= Task details =
Please print all of the material below, word for word.
--- begin Given records ---
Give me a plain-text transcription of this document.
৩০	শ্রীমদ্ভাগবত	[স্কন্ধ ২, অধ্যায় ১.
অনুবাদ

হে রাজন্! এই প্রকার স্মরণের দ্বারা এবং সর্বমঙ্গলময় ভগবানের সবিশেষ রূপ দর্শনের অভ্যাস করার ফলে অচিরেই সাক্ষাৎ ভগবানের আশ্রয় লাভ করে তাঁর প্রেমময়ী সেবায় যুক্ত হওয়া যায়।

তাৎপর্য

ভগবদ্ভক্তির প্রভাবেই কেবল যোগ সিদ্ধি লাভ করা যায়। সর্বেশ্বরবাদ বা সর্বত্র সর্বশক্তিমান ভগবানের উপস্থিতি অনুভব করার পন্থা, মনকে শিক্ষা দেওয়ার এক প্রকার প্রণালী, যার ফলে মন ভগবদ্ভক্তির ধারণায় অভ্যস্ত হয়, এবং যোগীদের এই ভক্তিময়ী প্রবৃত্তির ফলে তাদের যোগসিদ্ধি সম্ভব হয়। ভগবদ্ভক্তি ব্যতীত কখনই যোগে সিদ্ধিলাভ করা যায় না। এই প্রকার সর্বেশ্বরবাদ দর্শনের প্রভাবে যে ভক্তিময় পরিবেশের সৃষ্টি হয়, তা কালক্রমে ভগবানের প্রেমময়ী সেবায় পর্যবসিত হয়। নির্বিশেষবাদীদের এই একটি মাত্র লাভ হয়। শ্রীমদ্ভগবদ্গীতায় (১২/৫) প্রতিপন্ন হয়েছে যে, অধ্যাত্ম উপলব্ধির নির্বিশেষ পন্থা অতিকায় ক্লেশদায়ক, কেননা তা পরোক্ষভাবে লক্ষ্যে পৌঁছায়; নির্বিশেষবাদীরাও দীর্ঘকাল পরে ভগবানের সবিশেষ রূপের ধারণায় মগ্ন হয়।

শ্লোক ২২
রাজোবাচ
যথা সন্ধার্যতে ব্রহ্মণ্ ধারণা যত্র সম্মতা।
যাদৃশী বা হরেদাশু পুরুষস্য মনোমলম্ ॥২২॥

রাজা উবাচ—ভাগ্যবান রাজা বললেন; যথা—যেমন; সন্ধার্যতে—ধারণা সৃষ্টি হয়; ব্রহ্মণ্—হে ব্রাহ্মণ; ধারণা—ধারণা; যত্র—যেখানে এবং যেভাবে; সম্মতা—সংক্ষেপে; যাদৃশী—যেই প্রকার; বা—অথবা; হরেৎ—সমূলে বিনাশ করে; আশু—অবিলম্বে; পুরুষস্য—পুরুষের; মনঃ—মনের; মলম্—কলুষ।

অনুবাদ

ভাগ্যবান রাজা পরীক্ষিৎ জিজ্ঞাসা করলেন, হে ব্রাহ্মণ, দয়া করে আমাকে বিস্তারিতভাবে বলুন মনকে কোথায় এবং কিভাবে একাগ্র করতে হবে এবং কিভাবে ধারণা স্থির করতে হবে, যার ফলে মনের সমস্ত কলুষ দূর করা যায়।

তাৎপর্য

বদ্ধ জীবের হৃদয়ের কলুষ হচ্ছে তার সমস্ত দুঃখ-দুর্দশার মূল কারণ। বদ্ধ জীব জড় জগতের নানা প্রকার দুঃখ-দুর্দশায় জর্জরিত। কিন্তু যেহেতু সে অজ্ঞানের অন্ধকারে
--- end Given records ---
= Worked answer =
Give me a plain-text transcription of this document.
৩০	শ্রীমদ্ভাগবত	[স্কন্ধ ২, অধ্যায় ১.
অনুবাদ

হে রাজন্! এই প্রকার স্মরণের দ্বারা এবং সর্বমঙ্গলময় ভগবানের সবিশেষ রূপ দর্শনের অভ্যাস করার ফলে অচিরেই সাক্ষাৎ ভগবানের আশ্রয় লাভ করে তাঁর প্রেমময়ী সেবায় যুক্ত হওয়া যায়।

তাৎপর্য

ভগবদ্ভক্তির প্রভাবেই কেবল যোগ সিদ্ধি লাভ করা যায়। সর্বেশ্বরবাদ বা সর্বত্র সর্বশক্তিমান ভগবানের উপস্থিতি অনুভব করার পন্থা, মনকে শিক্ষা দেওয়ার এক প্রকার প্রণালী, যার ফলে মন ভগবদ্ভক্তির ধারণায় অভ্যস্ত হয়, এবং যোগীদের এই ভক্তিময়ী প্রবৃত্তির ফলে তাদের যোগসিদ্ধি সম্ভব হয়। ভগবদ্ভক্তি ব্যতীত কখনই যোগে সিদ্ধিলাভ করা যায় না। এই প্রকার সর্বেশ্বরবাদ দর্শনের প্রভাবে যে ভক্তিময় পরিবেশের সৃষ্টি হয়, তা কালক্রমে ভগবানের প্রেমময়ী সেবায় পর্যবসিত হয়। নির্বিশেষবাদীদের এই একটি মাত্র লাভ হয়। শ্রীমদ্ভগবদ্গীতায় (১২/৫) প্রতিপন্ন হয়েছে যে, অধ্যাত্ম উপলব্ধির নির্বিশেষ পন্থা অতিকায় ক্লেশদায়ক, কেননা তা পরোক্ষভাবে লক্ষ্যে পৌঁছায়; নির্বিশেষবাদীরাও দীর্ঘকাল পরে ভগবানের সবিশেষ রূপের ধারণায় মগ্ন হয়।

শ্লোক ২২
রাজোবাচ
যথা সন্ধার্যতে ব্রহ্মণ্ ধারণা যত্র সম্মতা।
যাদৃশী বা হরেদাশু পুরুষস্য মনোমলম্ ॥২২॥

রাজা উবাচ—ভাগ্যবান রাজা বললেন; যথা—যেমন; সন্ধার্যতে—ধারণা সৃষ্টি হয়; ব্রহ্মণ্—হে ব্রাহ্মণ; ধারণা—ধারণা; যত্র—যেখানে এবং যেভাবে; সম্মতা—সংক্ষেপে; যাদৃশী—যেই প্রকার; বা—অথবা; হরেৎ—সমূলে বিনাশ করে; আশু—অবিলম্বে; পুরুষস্য—পুরুষের; মনঃ—মনের; মলম্—কলুষ।

অনুবাদ

ভাগ্যবান রাজা পরীক্ষিৎ জিজ্ঞাসা করলেন, হে ব্রাহ্মণ, দয়া করে আমাকে বিস্তারিতভাবে বলুন মনকে কোথায় এবং কিভাবে একাগ্র করতে হবে এবং কিভাবে ধারণা স্থির করতে হবে, যার ফলে মনের সমস্ত কলুষ দূর করা যায়।

তাৎপর্য

বদ্ধ জীবের হৃদয়ের কলুষ হচ্ছে তার সমস্ত দুঃখ-দুর্দশার মূল কারণ। বদ্ধ জীব জড় জগতের নানা প্রকার দুঃখ-দুর্দশায় জর্জরিত। কিন্তু যেহেতু সে অজ্ঞানের অন্ধকারে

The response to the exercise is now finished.